Exercise brief
Copy out all lines with the word "title" in them.

** Begin Material provided **

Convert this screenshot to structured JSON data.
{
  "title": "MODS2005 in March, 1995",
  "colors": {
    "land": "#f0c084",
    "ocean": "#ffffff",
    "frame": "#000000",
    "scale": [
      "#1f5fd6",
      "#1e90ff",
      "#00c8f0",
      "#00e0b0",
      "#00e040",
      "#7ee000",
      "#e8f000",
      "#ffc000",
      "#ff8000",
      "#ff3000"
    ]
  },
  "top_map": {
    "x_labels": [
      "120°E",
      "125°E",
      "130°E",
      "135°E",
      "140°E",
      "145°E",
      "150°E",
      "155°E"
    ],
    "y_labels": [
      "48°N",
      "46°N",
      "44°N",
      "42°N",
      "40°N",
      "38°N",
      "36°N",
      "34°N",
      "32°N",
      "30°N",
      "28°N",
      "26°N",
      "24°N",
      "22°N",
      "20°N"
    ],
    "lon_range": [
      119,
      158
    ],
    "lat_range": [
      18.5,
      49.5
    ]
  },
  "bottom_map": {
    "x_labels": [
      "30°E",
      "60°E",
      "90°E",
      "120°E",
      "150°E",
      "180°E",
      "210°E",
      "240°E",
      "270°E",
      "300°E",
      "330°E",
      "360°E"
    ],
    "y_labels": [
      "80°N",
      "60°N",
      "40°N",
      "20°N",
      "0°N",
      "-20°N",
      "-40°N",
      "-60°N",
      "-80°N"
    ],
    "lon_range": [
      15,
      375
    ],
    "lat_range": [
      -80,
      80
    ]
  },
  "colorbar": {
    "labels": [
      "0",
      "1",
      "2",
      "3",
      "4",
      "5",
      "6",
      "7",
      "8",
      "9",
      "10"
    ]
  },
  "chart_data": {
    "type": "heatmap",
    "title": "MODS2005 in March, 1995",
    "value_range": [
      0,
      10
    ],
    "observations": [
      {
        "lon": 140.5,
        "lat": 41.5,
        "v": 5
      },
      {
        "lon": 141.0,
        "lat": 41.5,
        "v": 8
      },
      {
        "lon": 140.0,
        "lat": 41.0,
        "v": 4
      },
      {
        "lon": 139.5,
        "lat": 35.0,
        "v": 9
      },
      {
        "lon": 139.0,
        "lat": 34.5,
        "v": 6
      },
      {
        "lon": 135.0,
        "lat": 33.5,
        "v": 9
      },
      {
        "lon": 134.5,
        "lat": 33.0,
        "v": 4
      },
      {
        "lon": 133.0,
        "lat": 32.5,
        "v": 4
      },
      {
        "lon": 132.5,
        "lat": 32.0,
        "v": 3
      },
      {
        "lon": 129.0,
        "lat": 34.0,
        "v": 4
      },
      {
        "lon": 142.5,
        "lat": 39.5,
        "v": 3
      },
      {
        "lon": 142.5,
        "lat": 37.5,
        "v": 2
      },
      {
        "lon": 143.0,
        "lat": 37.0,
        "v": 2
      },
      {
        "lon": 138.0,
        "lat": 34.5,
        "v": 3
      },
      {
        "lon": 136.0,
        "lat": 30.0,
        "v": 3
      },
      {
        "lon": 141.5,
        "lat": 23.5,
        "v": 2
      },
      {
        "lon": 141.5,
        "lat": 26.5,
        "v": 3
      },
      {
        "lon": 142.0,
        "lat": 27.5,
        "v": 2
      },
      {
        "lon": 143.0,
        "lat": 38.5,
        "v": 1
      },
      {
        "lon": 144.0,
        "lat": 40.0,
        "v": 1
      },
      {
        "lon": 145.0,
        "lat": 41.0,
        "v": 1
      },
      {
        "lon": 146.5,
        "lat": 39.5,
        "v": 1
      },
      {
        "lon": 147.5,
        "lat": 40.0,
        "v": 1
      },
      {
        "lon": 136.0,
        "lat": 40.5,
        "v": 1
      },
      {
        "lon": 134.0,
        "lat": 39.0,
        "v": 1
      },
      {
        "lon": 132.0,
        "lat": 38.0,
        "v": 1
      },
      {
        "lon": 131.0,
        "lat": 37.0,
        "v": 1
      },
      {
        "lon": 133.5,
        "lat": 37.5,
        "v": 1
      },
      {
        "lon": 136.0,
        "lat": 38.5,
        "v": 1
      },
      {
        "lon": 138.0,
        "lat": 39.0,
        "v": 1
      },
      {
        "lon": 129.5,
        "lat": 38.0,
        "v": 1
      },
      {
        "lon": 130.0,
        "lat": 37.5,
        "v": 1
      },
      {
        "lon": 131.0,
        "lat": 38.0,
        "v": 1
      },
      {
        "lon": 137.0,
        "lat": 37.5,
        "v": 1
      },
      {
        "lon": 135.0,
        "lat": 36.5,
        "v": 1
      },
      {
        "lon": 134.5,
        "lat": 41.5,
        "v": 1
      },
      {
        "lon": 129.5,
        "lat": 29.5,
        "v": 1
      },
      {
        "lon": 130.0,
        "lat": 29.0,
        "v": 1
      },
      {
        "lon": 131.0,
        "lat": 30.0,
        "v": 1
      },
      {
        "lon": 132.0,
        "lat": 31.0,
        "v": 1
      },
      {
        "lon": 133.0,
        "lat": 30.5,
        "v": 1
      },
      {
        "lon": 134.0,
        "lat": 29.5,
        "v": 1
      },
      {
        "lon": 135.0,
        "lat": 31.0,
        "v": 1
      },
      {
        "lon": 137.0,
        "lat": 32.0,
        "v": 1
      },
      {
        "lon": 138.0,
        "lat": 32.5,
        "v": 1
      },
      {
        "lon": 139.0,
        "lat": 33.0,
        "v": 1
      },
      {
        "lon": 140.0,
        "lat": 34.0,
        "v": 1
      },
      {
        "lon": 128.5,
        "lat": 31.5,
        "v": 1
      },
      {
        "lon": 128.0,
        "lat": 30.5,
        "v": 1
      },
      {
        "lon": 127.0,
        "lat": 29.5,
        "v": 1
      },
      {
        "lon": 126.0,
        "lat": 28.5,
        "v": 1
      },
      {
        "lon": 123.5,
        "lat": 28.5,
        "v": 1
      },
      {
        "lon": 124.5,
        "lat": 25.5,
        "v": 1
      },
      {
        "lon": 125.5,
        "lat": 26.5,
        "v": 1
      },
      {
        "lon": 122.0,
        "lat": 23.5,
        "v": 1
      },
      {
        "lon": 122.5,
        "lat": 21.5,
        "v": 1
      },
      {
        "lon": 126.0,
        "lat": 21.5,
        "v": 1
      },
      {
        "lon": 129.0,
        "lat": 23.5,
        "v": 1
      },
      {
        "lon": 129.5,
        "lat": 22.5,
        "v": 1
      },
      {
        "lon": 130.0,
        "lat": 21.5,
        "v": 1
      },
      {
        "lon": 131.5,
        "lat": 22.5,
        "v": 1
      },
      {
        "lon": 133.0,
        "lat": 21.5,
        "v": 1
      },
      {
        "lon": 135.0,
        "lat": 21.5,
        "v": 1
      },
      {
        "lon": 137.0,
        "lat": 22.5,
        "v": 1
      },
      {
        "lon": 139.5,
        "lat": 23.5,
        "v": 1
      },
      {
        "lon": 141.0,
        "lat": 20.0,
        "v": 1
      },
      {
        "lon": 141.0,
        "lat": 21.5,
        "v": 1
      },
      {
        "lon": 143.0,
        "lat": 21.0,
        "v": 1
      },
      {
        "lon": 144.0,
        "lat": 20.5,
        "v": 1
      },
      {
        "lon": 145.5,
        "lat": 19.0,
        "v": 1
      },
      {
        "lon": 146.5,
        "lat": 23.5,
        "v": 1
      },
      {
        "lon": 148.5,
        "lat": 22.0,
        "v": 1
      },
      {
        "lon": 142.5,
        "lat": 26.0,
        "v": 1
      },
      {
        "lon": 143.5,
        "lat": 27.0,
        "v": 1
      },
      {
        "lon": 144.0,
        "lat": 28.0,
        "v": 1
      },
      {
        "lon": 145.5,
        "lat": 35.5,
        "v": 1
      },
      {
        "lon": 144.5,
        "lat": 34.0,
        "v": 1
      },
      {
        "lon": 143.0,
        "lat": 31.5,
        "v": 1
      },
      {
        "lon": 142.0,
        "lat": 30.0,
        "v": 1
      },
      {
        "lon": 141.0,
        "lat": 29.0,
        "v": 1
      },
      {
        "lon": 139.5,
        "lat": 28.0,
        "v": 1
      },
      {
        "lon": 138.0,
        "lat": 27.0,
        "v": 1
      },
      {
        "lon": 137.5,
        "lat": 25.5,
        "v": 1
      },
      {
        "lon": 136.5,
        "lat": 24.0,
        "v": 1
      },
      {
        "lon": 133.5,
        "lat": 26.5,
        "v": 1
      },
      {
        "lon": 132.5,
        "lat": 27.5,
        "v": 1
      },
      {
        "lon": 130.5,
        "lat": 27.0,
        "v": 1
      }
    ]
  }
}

** End Material provided **

Complete answer
  "title": "MODS2005 in March, 1995",
    "title": "MODS2005 in March, 1995",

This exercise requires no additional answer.